[Collection entries]
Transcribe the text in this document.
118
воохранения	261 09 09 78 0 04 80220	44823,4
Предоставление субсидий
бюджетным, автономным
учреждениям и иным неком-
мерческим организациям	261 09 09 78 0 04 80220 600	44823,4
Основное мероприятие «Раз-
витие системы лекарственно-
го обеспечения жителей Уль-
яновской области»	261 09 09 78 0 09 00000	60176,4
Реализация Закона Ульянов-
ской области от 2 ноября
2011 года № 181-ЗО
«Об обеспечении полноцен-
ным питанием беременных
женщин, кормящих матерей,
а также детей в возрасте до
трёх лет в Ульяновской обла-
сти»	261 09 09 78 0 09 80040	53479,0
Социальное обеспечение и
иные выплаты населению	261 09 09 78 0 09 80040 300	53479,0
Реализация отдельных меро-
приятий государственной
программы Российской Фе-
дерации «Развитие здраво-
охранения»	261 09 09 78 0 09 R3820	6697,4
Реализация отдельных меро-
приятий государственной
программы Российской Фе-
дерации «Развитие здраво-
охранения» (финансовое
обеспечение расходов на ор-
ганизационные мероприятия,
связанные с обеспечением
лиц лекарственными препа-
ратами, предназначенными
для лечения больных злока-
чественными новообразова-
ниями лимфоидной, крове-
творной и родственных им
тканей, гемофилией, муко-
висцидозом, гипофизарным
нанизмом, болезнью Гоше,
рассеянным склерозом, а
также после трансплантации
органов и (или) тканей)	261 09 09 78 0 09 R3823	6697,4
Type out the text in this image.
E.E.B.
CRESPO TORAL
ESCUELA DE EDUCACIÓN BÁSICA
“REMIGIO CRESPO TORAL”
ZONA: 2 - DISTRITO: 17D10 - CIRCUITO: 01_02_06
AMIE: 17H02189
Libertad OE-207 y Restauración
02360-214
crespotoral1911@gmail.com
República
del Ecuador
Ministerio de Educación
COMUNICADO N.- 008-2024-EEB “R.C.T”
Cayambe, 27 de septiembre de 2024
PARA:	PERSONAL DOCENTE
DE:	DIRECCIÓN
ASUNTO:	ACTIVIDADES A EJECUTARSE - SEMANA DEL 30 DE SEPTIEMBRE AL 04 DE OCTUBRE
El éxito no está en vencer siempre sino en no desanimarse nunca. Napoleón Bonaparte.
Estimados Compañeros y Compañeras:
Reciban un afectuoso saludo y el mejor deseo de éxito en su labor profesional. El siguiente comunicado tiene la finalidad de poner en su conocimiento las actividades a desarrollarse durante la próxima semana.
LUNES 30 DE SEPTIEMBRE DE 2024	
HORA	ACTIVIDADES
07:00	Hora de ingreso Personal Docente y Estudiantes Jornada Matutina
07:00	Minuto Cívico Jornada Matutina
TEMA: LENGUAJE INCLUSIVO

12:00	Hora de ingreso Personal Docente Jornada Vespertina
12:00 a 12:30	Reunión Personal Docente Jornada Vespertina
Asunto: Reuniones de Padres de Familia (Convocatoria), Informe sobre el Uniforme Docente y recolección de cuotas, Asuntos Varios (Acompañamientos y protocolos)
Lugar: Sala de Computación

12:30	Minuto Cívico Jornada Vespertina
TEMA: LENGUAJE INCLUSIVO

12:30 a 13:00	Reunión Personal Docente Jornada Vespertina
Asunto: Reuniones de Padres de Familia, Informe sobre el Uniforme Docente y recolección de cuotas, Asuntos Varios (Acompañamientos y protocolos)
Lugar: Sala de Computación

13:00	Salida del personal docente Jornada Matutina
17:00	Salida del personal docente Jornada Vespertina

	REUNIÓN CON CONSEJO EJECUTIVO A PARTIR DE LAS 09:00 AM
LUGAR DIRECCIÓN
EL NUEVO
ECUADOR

- **Exercise directions**:
Locate all lines in the listing above with the word "éxito" and copy them.

- **Solution for this exercise**:
El éxito no está en vencer siempre sino en no desanimarse nunca. Napoleón Bonaparte.
Reciban un afectuoso saludo y el mejor deseo de éxito en su labor profesional. El siguiente comunicado tiene la finalidad de poner en su conocimiento las actividades a desarrollarse durante la próxima semana.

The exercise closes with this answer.